» Information supplied
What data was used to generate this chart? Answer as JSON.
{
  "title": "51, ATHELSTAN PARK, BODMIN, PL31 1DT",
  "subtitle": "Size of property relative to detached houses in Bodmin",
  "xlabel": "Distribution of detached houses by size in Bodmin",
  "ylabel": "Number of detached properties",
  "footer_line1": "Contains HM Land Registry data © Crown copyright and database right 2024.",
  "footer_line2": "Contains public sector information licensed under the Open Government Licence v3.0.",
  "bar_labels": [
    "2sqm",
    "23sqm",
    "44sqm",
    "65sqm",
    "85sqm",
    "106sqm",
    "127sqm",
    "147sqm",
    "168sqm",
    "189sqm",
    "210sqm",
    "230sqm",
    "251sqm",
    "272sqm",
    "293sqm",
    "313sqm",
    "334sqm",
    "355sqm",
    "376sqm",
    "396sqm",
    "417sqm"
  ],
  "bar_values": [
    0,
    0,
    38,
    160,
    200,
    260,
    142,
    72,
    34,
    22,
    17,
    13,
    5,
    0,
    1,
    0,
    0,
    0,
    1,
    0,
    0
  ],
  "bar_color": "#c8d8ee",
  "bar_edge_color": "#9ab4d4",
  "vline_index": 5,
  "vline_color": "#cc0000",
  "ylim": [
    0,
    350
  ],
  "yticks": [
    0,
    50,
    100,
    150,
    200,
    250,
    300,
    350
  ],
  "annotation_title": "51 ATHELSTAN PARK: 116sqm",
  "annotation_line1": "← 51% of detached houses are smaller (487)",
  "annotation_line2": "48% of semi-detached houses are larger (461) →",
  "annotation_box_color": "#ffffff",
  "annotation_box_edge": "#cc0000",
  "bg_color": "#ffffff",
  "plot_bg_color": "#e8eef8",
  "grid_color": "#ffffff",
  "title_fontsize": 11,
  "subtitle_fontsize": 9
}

» Work to complete
Pull out all lines from the listing that contain the string "data".

» The result
What data was used to generate this chart? Answer as JSON.
  "footer_line1": "Contains HM Land Registry data © Crown copyright and database right 2024.",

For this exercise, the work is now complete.